**GIVEN EXERCISE**. Present each line of the entries below that holds the word "title".

**MATERIALS PROVIDED**.
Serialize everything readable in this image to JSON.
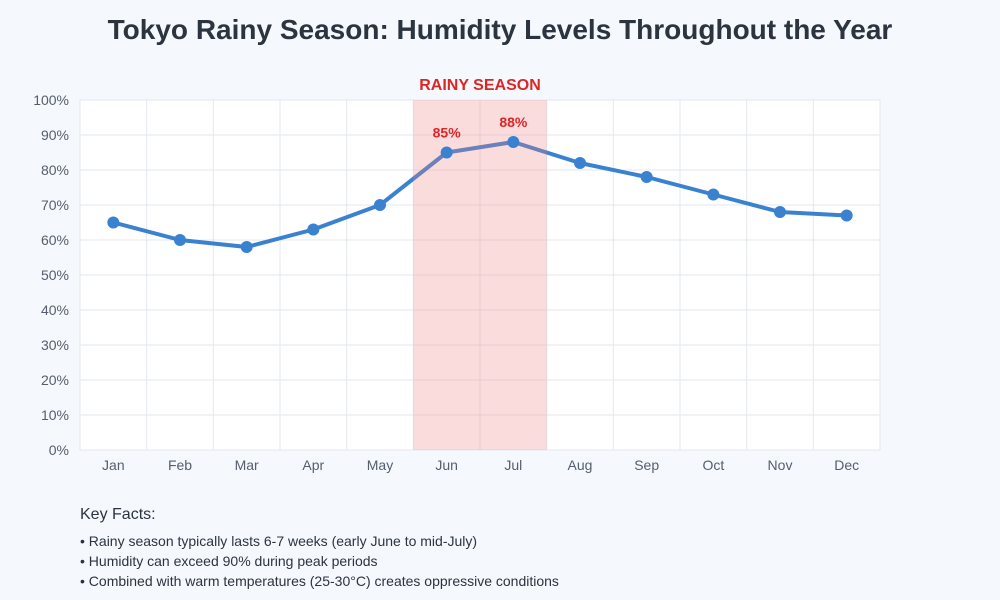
{
  "title": "Tokyo Rainy Season: Humidity Levels Throughout the Year",
  "chart_data": {
    "type": "line",
    "categories": [
      "Jan",
      "Feb",
      "Mar",
      "Apr",
      "May",
      "Jun",
      "Jul",
      "Aug",
      "Sep",
      "Oct",
      "Nov",
      "Dec"
    ],
    "values": [
      65,
      60,
      58,
      63,
      70,
      85,
      88,
      82,
      78,
      73,
      68,
      67
    ],
    "ylim": [
      0,
      100
    ],
    "yticks": [
      "0%",
      "10%",
      "20%",
      "30%",
      "40%",
      "50%",
      "60%",
      "70%",
      "80%",
      "90%",
      "100%"
    ],
    "grid": true,
    "highlight": {
      "label": "RAINY SEASON",
      "from": "Jun",
      "to": "Jul",
      "color": "#f08080"
    },
    "data_labels": [
      {
        "category": "Jun",
        "text": "85%"
      },
      {
        "category": "Jul",
        "text": "88%"
      }
    ],
    "line_color": "#3a82d0",
    "highlight_text_color": "#dc2626"
  },
  "key_facts": {
    "title": "Key Facts:",
    "items": [
      "• Rainy season typically lasts 6-7 weeks (early June to mid-July)",
      "• Humidity can exceed 90% during peak periods",
      "• Combined with warm temperatures (25-30°C) creates oppressive conditions"
    ]
  }
}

**CORRECT OUTPUT**.
  "title": "Tokyo Rainy Season: Humidity Levels Throughout the Year",
    "title": "Key Facts:",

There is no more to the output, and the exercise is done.